[Records from a collection of figures]
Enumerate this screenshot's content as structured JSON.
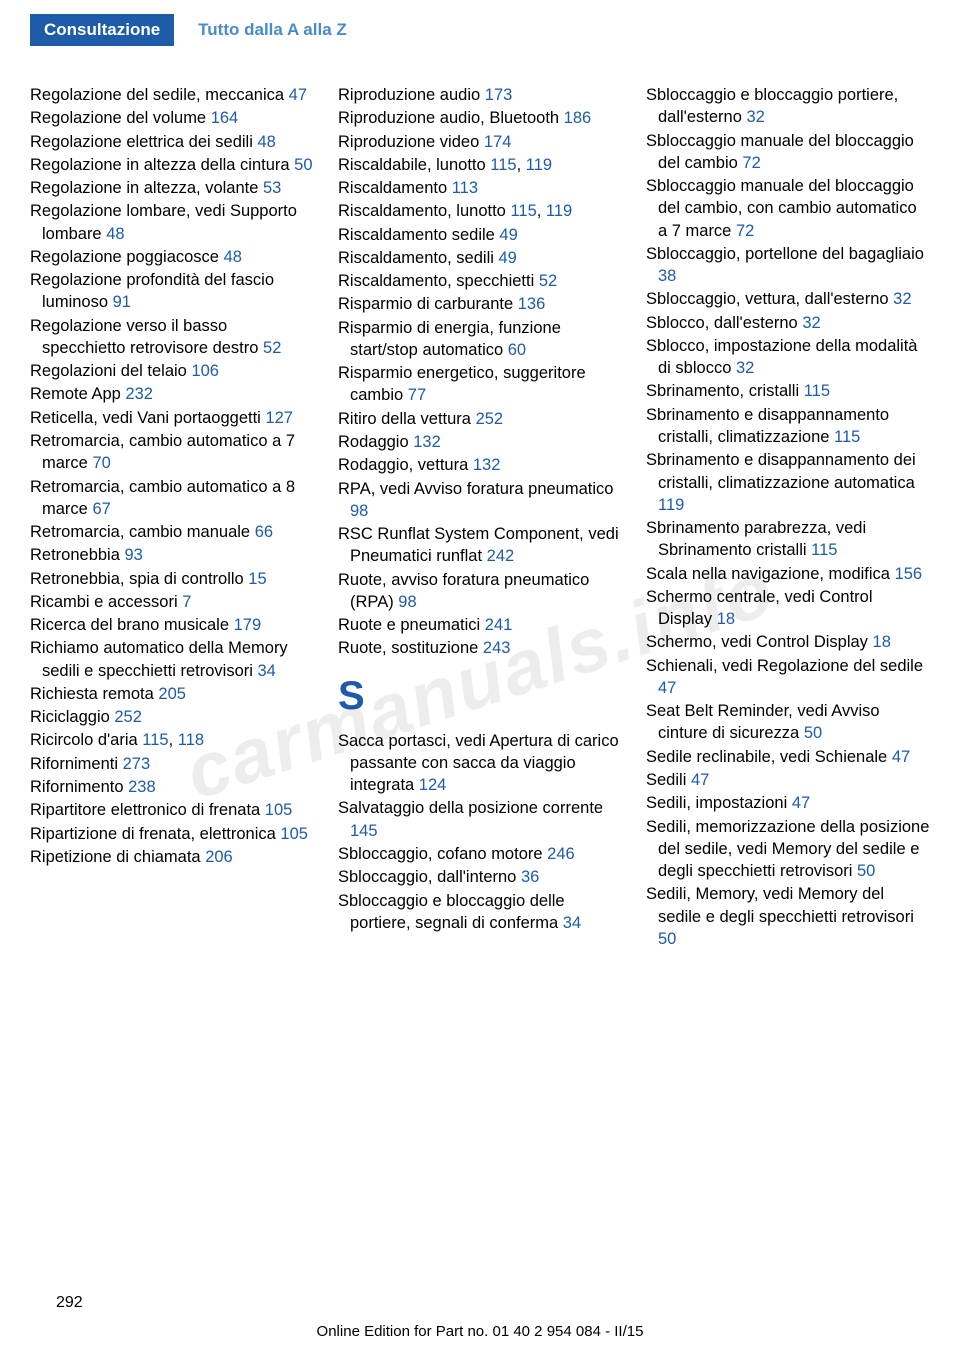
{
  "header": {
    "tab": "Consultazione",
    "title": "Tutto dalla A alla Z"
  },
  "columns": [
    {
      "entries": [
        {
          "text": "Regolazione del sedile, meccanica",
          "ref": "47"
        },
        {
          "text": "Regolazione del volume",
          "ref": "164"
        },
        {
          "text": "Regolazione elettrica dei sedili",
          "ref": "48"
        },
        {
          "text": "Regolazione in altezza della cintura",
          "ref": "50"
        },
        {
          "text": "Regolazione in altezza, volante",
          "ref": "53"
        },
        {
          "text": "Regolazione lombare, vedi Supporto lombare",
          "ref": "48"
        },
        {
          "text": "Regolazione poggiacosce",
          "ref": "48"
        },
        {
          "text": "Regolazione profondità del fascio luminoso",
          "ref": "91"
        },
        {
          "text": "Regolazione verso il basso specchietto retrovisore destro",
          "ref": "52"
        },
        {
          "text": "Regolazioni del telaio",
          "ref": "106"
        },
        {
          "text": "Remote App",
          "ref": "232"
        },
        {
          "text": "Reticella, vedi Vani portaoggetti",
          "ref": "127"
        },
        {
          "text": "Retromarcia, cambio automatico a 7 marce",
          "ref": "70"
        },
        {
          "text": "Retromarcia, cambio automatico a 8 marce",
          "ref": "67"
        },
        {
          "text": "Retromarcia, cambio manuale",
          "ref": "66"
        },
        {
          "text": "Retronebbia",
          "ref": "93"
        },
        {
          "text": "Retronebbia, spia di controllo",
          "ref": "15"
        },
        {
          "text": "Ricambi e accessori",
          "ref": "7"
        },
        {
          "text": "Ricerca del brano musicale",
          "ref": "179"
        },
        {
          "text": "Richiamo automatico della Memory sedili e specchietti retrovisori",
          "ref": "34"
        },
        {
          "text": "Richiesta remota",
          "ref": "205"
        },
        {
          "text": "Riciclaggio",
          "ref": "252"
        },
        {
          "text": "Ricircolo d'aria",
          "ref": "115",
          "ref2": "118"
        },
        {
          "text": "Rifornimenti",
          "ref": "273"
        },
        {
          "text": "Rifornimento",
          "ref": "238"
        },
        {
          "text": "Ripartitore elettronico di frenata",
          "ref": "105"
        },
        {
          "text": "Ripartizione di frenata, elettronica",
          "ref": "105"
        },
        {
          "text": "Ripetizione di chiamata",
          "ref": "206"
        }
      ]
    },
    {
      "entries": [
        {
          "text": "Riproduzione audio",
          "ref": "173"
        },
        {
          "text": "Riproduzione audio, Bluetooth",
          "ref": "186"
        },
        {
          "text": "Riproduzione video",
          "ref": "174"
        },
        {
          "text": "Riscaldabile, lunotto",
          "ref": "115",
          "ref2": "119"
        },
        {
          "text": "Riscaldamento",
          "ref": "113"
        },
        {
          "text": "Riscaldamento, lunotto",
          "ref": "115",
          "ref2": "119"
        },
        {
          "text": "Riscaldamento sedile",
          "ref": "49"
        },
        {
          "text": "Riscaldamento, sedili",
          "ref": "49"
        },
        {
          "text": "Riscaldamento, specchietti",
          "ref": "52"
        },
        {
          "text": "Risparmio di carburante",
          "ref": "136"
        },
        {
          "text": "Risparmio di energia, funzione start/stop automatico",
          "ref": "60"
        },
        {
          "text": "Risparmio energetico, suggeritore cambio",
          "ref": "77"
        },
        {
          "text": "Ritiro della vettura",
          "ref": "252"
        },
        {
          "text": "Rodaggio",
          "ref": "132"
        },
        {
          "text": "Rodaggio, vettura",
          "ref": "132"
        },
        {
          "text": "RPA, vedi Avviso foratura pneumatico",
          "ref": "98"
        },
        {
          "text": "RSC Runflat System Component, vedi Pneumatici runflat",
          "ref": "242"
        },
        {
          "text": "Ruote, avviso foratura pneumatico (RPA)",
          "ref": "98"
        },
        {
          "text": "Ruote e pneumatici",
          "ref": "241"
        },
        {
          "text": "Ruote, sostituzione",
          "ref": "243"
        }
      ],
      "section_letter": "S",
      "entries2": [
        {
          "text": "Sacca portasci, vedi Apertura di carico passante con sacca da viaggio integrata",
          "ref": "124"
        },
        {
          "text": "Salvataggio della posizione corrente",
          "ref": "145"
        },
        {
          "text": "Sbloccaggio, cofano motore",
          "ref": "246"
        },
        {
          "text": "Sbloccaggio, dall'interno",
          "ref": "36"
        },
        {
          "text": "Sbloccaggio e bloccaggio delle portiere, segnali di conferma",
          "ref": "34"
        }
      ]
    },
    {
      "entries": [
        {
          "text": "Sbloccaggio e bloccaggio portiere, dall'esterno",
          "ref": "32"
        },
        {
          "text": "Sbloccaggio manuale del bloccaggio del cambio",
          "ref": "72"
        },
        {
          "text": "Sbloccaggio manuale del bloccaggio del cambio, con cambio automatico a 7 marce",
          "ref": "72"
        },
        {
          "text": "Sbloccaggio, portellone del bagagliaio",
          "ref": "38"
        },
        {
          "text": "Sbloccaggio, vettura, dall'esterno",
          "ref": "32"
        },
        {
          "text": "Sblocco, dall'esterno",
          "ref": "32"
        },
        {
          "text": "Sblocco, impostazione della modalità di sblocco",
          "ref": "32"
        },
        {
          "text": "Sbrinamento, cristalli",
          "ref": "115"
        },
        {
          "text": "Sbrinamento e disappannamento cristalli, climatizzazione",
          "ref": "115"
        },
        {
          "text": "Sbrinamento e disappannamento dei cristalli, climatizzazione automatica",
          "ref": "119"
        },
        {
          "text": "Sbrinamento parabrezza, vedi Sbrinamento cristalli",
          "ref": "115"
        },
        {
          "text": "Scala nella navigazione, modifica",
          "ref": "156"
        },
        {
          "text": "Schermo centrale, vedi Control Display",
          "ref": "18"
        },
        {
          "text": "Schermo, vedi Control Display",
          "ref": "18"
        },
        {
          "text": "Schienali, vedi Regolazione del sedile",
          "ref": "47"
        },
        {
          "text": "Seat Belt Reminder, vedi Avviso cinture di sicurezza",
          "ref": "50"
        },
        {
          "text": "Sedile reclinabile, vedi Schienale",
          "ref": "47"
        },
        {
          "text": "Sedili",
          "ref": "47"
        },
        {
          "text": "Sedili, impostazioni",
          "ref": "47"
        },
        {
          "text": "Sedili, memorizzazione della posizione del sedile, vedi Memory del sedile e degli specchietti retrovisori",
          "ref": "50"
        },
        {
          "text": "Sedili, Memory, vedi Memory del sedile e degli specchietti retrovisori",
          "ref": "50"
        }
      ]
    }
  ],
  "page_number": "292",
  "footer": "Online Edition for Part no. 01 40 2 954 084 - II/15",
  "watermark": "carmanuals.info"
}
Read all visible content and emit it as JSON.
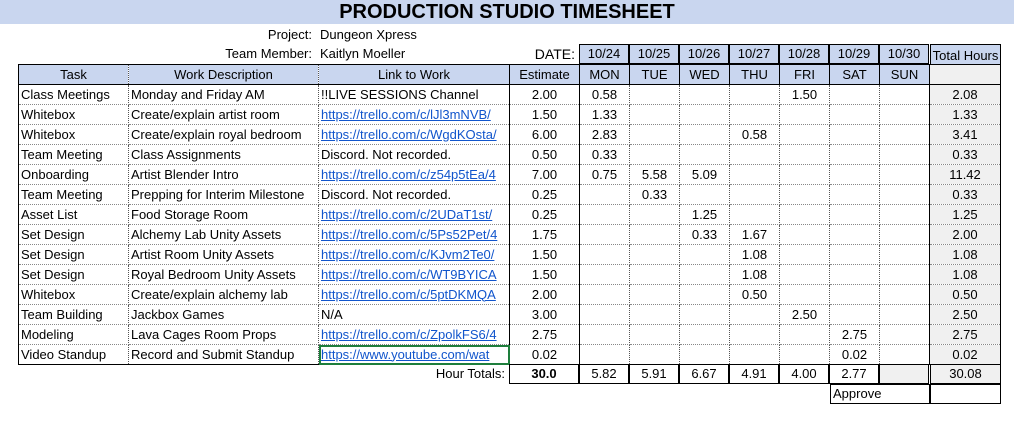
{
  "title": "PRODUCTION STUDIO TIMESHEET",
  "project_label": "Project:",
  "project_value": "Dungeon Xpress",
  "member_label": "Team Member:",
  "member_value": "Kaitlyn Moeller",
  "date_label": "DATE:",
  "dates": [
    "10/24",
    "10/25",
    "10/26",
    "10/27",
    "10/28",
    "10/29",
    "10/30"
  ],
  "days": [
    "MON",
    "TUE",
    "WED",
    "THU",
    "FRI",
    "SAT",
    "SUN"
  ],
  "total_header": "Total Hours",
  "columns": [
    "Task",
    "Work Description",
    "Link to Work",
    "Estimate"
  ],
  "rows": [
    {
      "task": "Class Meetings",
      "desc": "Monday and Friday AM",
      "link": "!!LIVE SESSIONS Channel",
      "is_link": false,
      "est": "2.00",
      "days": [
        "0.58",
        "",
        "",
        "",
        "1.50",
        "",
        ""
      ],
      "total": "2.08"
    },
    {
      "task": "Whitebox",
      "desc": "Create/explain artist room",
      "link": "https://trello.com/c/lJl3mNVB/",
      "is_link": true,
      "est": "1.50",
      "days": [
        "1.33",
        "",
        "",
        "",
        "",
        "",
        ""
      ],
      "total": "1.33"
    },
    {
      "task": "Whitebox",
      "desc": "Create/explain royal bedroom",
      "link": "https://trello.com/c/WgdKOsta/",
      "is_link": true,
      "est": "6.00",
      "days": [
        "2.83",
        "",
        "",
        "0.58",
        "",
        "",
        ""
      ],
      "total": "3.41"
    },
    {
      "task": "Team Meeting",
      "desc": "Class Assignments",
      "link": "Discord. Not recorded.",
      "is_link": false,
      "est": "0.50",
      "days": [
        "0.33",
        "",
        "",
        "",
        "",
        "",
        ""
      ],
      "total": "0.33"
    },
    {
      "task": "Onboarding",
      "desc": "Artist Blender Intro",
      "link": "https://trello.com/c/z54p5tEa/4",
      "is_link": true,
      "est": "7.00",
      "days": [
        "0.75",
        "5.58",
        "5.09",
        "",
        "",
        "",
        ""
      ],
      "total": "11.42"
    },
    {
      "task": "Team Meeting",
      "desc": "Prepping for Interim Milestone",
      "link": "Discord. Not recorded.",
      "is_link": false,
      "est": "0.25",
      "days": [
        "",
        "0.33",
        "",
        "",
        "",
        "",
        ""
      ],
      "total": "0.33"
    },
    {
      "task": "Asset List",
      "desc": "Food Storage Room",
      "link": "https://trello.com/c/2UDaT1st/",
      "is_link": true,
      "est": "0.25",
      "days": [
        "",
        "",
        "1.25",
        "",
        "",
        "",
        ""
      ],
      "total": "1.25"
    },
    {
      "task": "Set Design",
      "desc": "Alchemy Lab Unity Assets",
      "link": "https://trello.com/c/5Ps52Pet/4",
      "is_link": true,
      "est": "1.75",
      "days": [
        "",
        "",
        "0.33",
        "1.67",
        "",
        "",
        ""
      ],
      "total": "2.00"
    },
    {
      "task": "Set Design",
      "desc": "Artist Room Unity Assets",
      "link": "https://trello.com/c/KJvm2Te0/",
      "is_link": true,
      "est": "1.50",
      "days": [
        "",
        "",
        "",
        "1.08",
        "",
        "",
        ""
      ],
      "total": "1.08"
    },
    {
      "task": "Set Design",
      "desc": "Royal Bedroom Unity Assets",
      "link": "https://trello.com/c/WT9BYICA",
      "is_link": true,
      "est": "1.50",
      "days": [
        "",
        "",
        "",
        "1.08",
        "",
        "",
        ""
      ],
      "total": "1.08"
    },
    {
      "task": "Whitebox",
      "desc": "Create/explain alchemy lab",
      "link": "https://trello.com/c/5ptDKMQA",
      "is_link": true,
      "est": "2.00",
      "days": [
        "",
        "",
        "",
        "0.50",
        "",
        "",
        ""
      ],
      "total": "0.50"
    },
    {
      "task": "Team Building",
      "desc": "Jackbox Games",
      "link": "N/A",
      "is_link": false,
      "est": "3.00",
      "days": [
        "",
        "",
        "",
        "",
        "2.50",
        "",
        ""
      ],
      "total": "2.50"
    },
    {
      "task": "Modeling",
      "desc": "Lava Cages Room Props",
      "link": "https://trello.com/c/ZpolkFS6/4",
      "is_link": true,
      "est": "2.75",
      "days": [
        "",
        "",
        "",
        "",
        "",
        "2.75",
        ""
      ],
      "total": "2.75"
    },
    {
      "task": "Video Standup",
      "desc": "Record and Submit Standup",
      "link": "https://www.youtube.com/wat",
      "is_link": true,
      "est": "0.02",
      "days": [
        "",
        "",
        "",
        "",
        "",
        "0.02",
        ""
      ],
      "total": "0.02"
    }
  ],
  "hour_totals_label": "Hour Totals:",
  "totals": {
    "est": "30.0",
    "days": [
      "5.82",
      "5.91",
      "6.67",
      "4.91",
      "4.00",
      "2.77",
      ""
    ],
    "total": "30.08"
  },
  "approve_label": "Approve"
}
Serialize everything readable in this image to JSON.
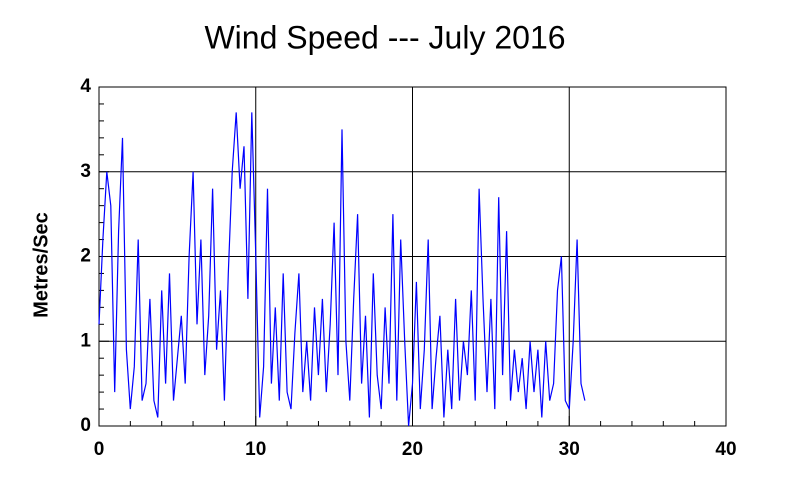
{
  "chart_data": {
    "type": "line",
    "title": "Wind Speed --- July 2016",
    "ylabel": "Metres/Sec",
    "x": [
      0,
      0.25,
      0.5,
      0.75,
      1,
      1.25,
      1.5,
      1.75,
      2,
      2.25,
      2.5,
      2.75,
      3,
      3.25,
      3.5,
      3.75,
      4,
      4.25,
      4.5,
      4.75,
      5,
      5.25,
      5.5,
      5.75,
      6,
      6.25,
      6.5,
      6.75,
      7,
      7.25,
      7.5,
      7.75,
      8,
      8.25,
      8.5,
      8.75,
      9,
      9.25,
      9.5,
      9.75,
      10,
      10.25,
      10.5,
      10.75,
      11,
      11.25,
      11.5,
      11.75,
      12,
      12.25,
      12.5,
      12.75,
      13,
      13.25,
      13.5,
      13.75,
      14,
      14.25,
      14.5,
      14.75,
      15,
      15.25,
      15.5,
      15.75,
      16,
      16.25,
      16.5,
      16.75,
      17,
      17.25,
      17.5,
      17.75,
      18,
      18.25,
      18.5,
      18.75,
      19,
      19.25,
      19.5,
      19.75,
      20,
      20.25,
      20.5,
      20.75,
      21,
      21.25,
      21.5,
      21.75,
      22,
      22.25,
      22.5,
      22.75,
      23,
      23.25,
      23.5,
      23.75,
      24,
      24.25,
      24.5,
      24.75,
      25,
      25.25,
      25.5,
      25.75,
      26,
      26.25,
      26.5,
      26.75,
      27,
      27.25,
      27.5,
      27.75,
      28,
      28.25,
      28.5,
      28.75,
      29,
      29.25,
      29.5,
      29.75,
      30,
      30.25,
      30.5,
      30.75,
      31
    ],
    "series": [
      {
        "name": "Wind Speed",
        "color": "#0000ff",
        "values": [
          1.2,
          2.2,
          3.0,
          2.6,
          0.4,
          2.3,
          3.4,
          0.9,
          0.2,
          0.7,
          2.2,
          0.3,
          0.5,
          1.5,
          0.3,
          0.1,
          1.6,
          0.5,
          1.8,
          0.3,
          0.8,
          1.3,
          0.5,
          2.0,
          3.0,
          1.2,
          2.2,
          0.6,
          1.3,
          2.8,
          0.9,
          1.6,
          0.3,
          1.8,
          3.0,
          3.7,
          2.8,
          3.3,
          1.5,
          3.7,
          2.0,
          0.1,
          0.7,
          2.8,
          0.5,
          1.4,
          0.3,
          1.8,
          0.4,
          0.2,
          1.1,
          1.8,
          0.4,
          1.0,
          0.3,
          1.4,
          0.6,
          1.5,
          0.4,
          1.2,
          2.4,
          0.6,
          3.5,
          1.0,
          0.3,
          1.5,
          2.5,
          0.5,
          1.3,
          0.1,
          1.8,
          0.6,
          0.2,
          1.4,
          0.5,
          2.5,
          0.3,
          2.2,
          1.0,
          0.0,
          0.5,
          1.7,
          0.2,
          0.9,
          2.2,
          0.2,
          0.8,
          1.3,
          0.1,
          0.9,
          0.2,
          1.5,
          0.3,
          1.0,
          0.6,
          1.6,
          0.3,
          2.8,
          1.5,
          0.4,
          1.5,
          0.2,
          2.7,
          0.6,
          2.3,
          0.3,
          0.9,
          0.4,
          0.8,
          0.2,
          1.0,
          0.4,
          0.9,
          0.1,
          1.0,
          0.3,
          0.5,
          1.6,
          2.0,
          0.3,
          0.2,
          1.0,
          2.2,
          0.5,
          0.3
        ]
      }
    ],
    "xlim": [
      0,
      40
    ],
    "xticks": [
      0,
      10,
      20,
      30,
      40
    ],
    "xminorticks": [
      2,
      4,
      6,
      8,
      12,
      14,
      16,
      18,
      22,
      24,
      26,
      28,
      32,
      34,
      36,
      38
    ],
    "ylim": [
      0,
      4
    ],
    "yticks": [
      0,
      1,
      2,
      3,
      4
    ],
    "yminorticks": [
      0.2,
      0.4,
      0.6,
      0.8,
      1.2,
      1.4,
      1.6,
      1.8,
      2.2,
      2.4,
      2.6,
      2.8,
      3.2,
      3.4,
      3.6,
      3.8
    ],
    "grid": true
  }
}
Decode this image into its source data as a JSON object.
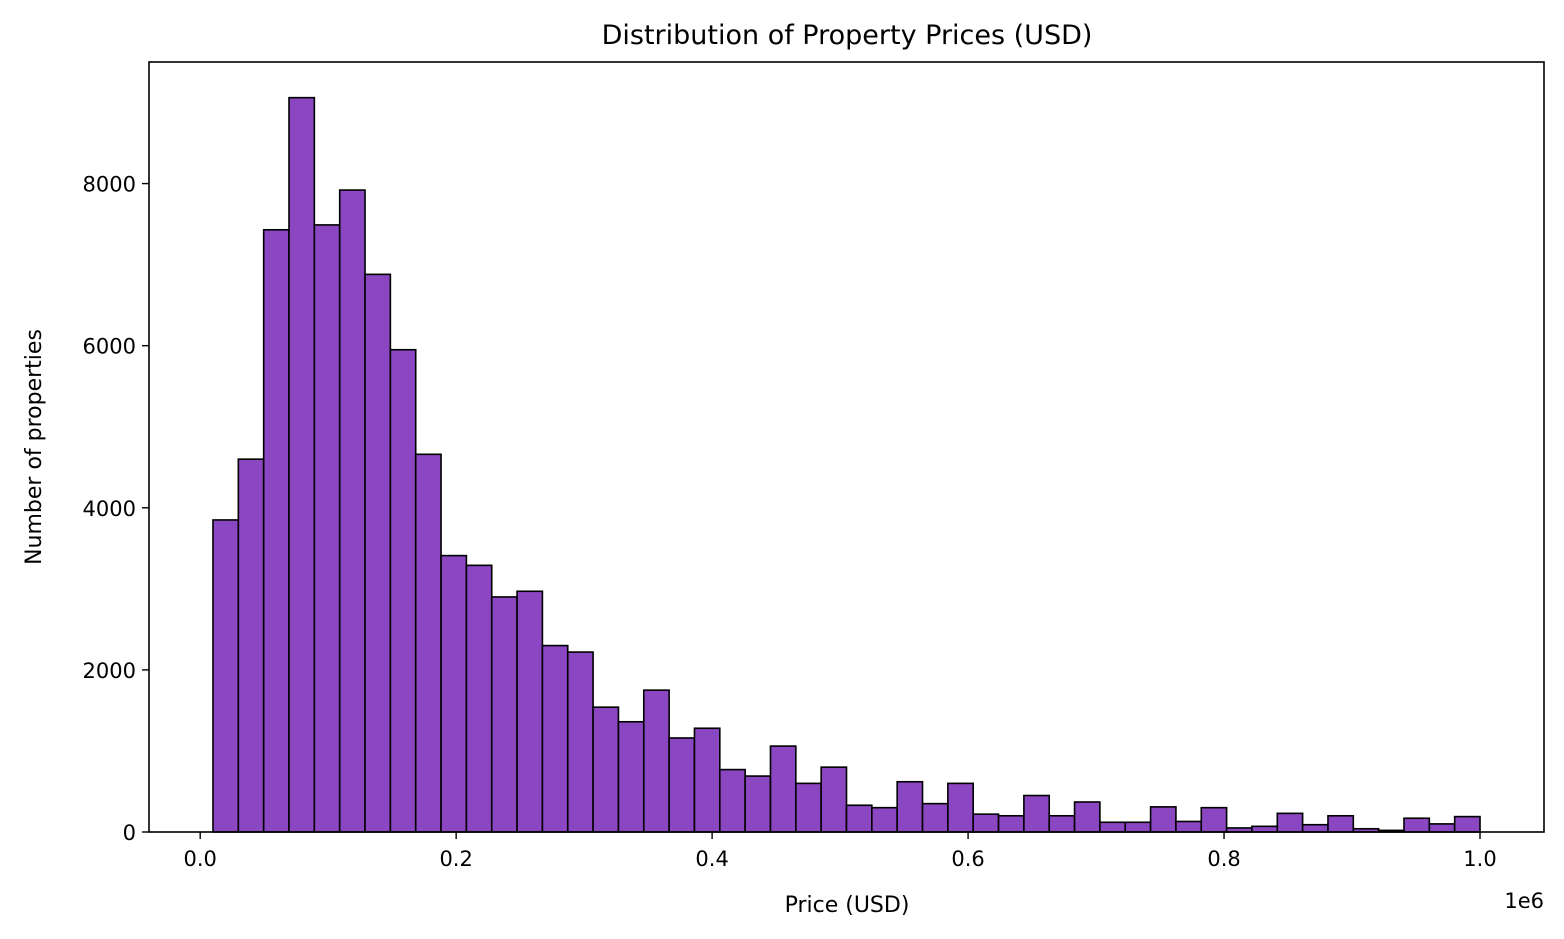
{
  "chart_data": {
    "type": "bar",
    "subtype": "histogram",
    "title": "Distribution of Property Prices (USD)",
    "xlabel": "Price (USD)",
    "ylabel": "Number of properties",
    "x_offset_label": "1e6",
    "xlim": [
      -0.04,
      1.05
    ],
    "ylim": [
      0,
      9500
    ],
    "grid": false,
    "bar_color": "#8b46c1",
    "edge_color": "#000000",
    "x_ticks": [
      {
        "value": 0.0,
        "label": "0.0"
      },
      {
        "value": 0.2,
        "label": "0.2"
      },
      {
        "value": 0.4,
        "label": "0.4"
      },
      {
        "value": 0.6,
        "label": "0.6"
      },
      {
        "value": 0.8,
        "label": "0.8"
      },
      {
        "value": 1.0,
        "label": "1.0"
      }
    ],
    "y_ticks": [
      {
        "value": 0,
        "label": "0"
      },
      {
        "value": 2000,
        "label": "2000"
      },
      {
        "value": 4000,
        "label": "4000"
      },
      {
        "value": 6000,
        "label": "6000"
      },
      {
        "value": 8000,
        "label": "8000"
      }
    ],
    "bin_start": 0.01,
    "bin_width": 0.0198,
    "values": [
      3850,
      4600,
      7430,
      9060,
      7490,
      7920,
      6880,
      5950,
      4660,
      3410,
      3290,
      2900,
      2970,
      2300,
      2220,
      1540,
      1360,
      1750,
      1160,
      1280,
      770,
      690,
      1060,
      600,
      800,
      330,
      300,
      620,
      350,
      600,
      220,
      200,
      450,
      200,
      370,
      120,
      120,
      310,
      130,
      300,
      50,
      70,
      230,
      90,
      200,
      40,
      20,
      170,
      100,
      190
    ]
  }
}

■ Given exercise: Pull out all lines of the data with the string "Riproduzione".

■ Solved problem:
          "text": "Riproduzione audio",
          "text": "Riproduzione audio, Bluetooth",
          "text": "Riproduzione video",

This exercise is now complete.